> _DIRECTION_
Which lines of the records contain "Мордовского"? Collect every one of them.
Start of SOURCE MATERIAL
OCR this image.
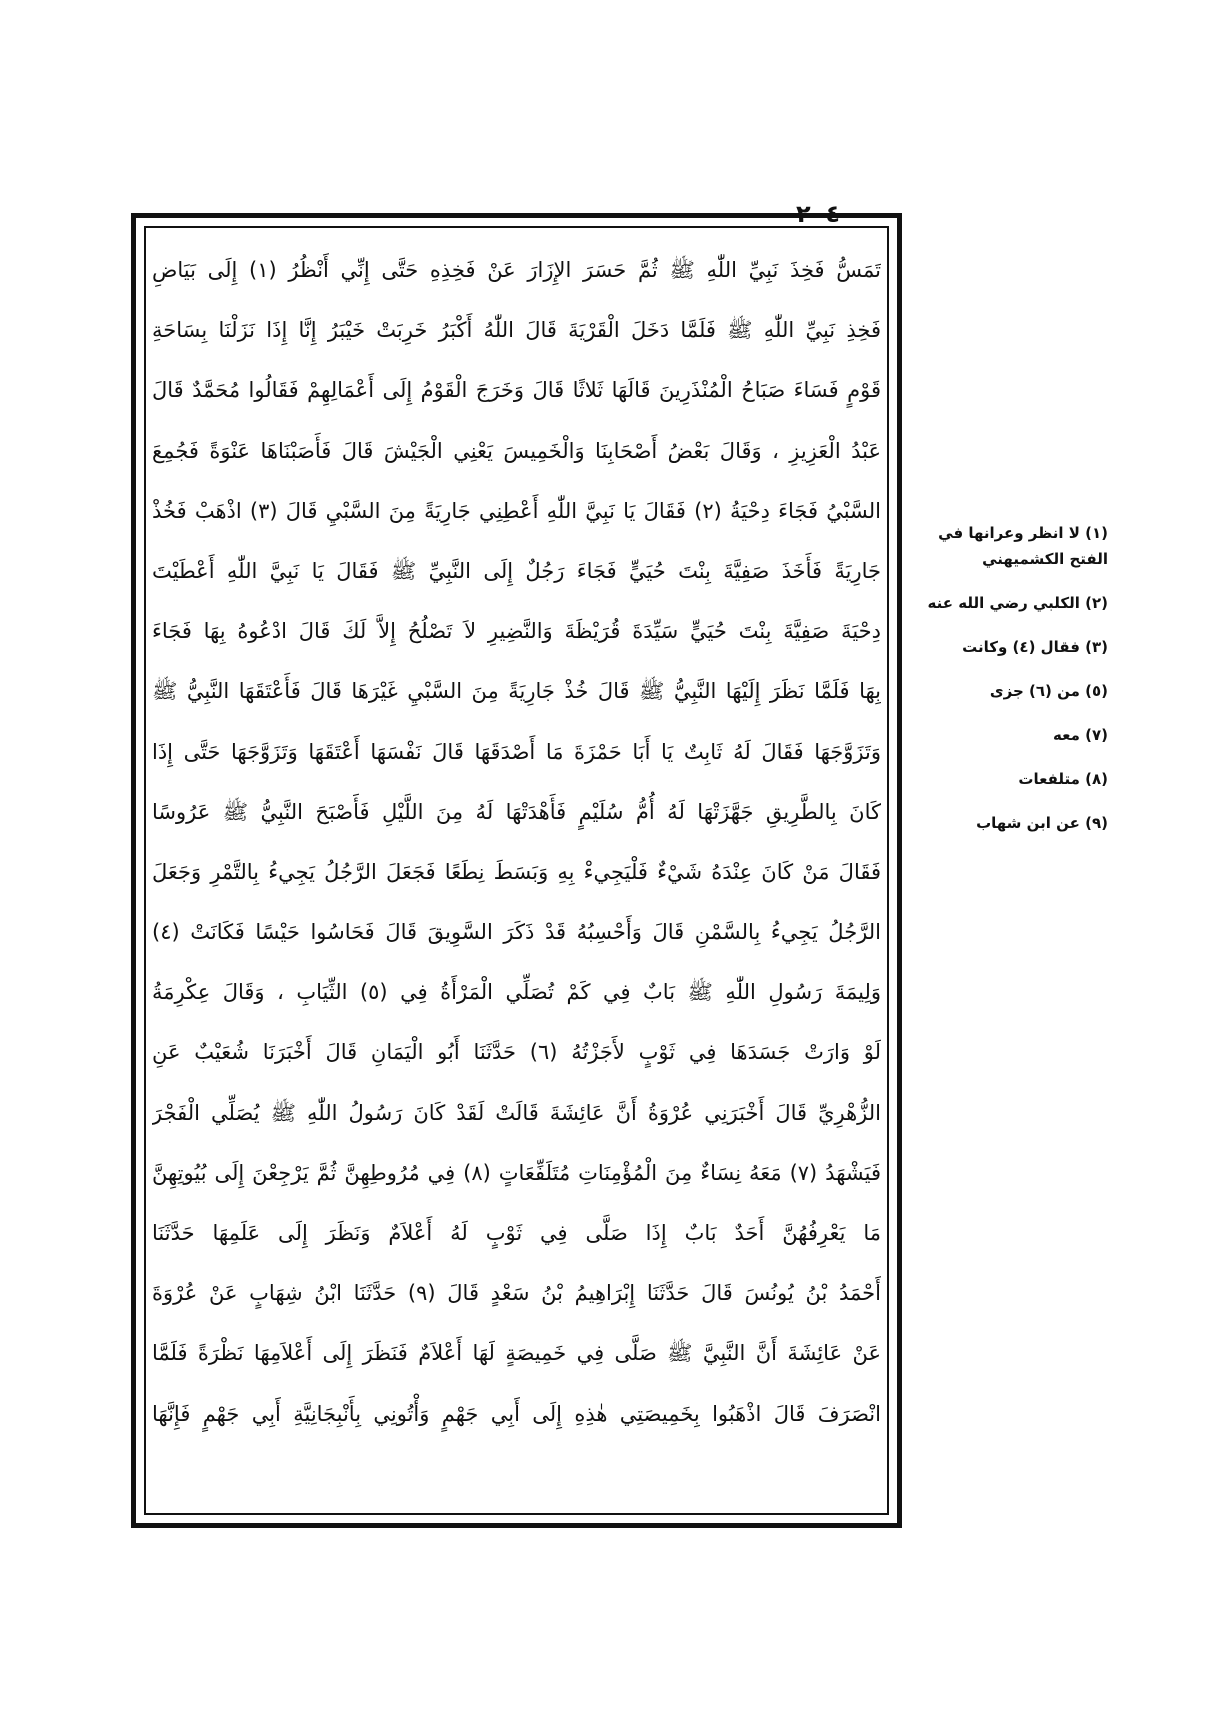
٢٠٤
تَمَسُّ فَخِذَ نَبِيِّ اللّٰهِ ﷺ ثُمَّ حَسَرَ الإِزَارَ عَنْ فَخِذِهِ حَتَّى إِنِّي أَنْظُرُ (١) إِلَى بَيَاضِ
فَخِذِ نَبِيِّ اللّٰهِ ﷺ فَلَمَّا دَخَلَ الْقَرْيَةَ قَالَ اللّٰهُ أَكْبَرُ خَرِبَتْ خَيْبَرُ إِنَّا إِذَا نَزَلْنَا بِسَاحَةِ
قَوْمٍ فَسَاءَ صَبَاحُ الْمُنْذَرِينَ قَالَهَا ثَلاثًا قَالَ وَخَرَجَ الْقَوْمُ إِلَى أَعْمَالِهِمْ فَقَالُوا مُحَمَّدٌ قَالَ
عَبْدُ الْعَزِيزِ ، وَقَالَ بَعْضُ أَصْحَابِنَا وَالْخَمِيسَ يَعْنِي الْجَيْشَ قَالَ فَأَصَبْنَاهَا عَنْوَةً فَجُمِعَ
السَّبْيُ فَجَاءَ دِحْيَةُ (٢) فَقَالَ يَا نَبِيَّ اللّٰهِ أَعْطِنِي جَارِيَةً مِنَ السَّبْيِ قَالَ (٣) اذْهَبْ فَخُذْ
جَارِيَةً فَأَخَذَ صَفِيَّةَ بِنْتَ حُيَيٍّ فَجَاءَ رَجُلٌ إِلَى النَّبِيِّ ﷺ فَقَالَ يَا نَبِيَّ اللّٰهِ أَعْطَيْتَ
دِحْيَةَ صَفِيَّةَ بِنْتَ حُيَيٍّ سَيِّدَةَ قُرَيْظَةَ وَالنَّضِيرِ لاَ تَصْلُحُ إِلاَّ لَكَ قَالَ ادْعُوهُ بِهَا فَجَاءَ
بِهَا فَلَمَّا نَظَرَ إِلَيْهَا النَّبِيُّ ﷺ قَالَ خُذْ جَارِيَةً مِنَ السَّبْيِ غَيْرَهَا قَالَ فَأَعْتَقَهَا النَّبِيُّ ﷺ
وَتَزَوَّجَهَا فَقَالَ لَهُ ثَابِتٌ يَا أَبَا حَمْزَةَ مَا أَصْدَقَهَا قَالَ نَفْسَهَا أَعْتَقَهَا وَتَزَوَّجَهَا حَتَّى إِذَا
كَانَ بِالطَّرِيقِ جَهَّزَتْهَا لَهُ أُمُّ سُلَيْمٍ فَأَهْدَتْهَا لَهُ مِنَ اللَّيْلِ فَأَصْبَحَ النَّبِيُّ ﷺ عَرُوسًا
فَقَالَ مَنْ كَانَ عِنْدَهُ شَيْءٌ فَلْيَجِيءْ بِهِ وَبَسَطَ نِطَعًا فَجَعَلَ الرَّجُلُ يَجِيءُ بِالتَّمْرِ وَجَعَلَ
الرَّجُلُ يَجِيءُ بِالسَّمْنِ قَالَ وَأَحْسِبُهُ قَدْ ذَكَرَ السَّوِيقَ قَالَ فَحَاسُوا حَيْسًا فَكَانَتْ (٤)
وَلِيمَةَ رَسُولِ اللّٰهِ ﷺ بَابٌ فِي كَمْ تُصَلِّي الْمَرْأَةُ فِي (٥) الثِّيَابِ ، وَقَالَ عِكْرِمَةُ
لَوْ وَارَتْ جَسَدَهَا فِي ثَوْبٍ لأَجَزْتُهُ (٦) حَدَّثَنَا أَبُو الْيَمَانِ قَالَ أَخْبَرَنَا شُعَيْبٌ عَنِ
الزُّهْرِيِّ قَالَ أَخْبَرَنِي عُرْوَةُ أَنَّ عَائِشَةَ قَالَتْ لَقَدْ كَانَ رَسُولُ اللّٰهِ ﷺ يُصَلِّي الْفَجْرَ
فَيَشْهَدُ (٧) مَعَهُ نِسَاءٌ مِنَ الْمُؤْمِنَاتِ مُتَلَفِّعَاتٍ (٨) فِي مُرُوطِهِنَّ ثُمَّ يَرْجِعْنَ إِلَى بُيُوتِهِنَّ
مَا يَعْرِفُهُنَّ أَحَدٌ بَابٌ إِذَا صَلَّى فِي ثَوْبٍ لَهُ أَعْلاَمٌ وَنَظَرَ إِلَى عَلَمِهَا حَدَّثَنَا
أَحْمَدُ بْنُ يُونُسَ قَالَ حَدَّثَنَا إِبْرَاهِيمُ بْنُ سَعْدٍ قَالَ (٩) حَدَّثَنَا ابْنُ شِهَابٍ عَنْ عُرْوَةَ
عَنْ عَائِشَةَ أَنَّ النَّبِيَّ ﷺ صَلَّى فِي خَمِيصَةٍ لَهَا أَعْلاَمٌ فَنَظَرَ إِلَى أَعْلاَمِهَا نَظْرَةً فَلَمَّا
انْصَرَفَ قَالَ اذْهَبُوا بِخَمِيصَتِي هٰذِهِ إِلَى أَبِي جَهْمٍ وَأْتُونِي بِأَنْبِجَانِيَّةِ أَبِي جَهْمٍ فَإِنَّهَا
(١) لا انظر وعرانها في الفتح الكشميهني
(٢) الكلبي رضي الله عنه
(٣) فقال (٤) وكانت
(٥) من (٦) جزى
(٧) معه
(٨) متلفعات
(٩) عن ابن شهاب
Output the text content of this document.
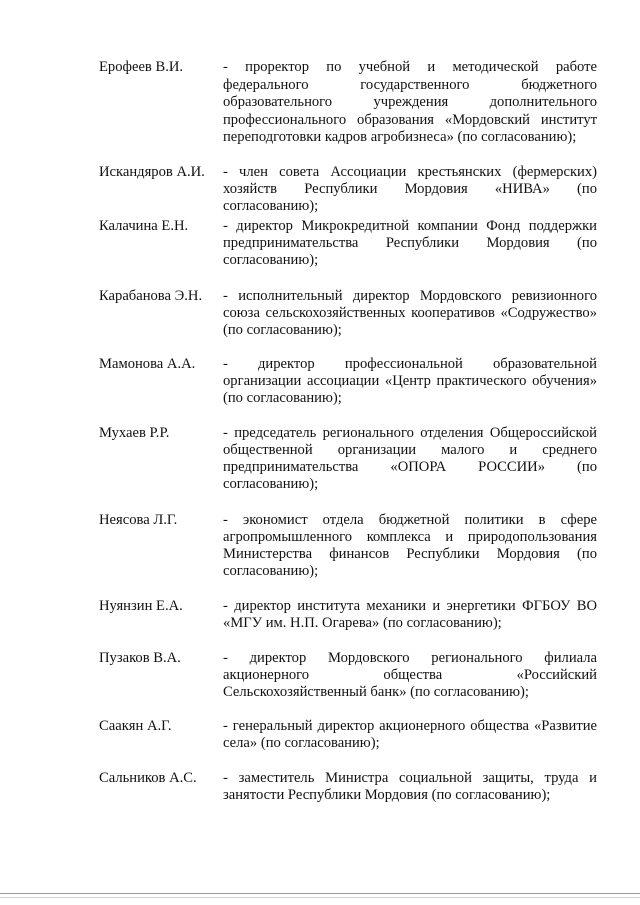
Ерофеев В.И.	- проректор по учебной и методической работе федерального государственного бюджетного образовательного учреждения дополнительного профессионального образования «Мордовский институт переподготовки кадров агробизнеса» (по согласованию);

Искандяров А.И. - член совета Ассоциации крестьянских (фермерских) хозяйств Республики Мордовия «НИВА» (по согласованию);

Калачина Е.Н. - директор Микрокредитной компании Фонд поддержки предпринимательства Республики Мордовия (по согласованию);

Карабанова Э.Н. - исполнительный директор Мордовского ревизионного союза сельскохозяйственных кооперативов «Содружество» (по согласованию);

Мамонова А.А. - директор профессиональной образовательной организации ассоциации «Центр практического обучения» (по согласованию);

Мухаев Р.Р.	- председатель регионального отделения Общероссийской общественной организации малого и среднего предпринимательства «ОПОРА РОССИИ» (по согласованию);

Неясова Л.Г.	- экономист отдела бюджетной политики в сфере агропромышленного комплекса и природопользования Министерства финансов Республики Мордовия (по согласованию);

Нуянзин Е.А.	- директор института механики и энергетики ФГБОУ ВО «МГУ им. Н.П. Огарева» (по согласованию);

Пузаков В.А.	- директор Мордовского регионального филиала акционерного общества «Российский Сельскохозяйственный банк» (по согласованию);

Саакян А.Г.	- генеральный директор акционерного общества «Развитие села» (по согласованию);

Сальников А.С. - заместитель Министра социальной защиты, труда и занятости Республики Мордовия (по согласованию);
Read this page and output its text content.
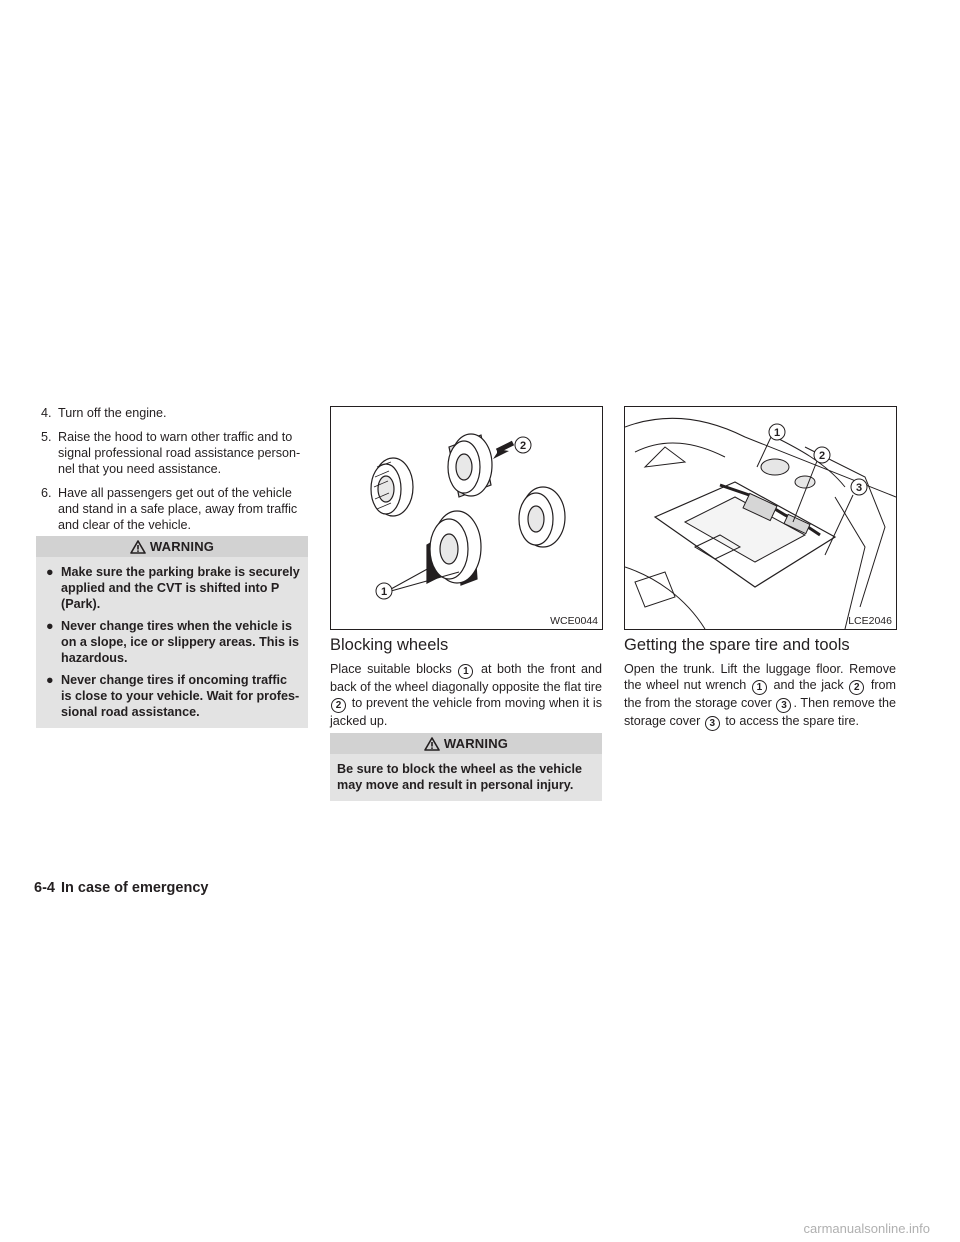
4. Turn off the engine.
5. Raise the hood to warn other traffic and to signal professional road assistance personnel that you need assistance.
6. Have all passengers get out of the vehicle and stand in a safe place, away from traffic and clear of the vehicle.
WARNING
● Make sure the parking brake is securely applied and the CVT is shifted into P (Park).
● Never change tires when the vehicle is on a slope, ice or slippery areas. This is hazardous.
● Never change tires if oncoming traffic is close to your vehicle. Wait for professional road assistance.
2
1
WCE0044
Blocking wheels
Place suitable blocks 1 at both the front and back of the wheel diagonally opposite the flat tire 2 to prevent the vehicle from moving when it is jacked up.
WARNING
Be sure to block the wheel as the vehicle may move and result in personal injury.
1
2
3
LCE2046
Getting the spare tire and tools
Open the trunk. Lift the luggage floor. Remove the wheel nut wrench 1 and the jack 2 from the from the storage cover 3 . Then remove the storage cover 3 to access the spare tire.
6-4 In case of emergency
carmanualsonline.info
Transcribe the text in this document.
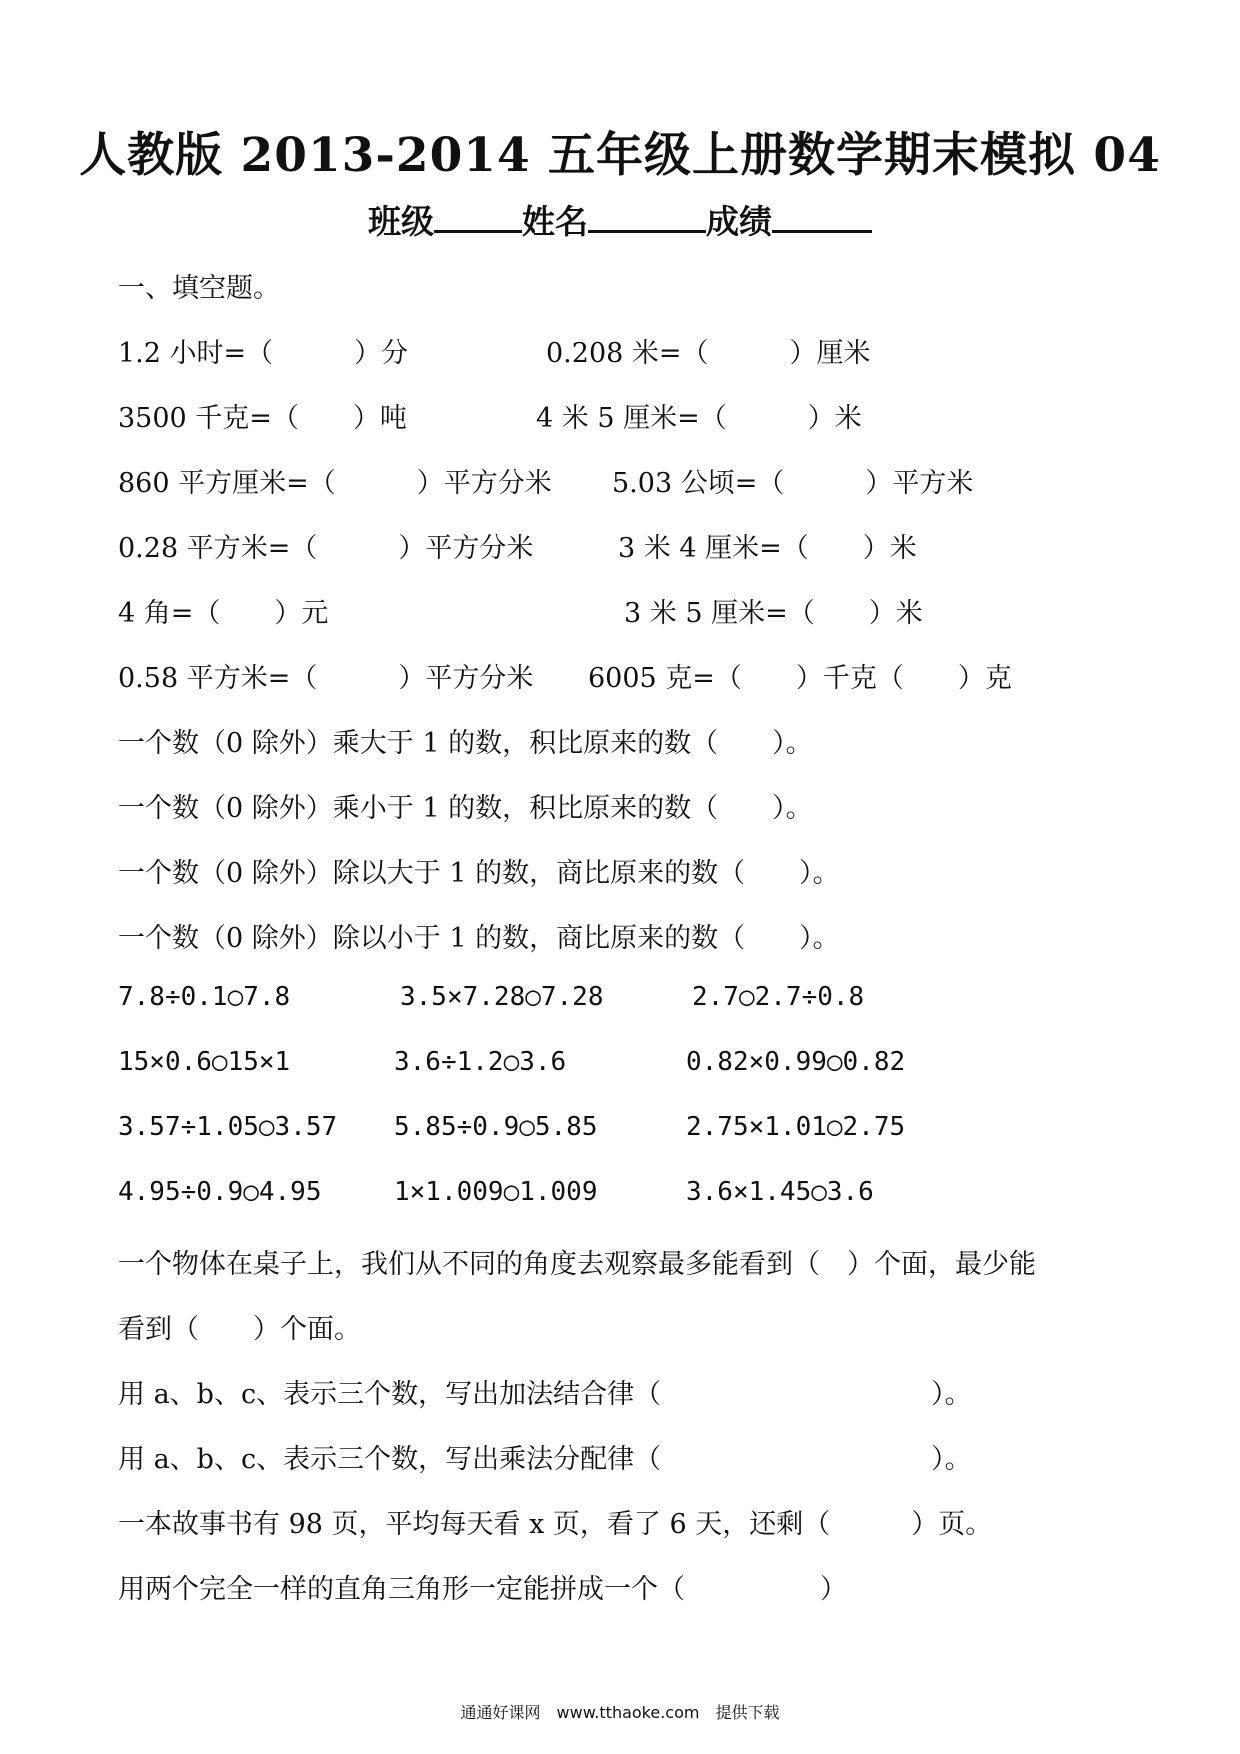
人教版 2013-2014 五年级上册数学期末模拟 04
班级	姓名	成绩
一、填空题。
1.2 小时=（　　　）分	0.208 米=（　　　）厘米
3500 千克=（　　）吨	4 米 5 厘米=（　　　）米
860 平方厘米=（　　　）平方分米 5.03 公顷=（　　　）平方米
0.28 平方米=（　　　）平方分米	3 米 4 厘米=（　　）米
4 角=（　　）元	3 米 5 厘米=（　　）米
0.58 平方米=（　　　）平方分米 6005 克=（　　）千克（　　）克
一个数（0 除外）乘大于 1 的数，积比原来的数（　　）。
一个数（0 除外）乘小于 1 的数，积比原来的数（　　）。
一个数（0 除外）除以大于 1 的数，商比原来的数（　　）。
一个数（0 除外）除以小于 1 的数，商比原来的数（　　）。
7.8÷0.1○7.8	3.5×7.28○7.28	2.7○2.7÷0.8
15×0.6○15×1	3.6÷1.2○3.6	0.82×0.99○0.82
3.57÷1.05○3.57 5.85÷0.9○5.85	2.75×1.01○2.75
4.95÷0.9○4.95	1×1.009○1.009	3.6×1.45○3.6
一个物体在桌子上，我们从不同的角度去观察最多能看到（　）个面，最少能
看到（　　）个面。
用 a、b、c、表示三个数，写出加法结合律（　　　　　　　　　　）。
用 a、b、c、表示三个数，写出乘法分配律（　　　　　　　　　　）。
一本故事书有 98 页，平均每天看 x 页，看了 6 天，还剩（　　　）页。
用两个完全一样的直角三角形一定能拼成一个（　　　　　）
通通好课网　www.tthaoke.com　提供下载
End of SOURCE MATERIAL
> _RESPONSE TO THIS TASK_
Карабанова Э.Н. - исполнительный директор Мордовского ревизионного союза сельскохозяйственных кооперативов «Содружество» (по согласованию);
Пузаков В.А.	- директор Мордовского регионального филиала акционерного общества «Российский Сельскохозяйственный банк» (по согласованию);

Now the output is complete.